* [Task description]
Can you reproduce the data beneath, keeping every line exact?

##### Records for the task

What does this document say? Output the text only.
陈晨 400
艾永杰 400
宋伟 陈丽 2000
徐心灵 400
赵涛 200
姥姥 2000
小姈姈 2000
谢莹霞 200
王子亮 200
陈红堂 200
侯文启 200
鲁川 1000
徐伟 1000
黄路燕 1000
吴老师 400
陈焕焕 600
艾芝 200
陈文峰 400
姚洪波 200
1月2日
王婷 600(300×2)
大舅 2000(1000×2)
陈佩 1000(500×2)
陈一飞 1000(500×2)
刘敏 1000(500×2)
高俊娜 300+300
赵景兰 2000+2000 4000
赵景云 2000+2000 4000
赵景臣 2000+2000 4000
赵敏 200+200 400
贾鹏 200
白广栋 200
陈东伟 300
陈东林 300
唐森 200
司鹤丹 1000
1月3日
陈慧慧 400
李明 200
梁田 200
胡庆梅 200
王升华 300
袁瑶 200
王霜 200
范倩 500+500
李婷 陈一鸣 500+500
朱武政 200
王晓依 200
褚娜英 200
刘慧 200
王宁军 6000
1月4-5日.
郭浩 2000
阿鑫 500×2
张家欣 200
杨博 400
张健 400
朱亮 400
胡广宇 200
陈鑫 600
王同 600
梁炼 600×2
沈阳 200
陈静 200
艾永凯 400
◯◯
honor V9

##########

* [Reply to the exercise]
What does this document say? Output the text only.
陈晨 400
艾永杰 400
宋伟 陈丽 2000
徐心灵 400
赵涛 200
姥姥 2000
小姈姈 2000
谢莹霞 200
王子亮 200
陈红堂 200
侯文启 200
鲁川 1000
徐伟 1000
黄路燕 1000
吴老师 400
陈焕焕 600
艾芝 200
陈文峰 400
姚洪波 200
1月2日
王婷 600(300×2)
大舅 2000(1000×2)
陈佩 1000(500×2)
陈一飞 1000(500×2)
刘敏 1000(500×2)
高俊娜 300+300
赵景兰 2000+2000 4000
赵景云 2000+2000 4000
赵景臣 2000+2000 4000
赵敏 200+200 400
贾鹏 200
白广栋 200
陈东伟 300
陈东林 300
唐森 200
司鹤丹 1000
1月3日
陈慧慧 400
李明 200
梁田 200
胡庆梅 200
王升华 300
袁瑶 200
王霜 200
范倩 500+500
李婷 陈一鸣 500+500
朱武政 200
王晓依 200
褚娜英 200
刘慧 200
王宁军 6000
1月4-5日.
郭浩 2000
阿鑫 500×2
张家欣 200
杨博 400
张健 400
朱亮 400
胡广宇 200
陈鑫 600
王同 600
梁炼 600×2
沈阳 200
陈静 200
艾永凯 400
◯◯
honor V9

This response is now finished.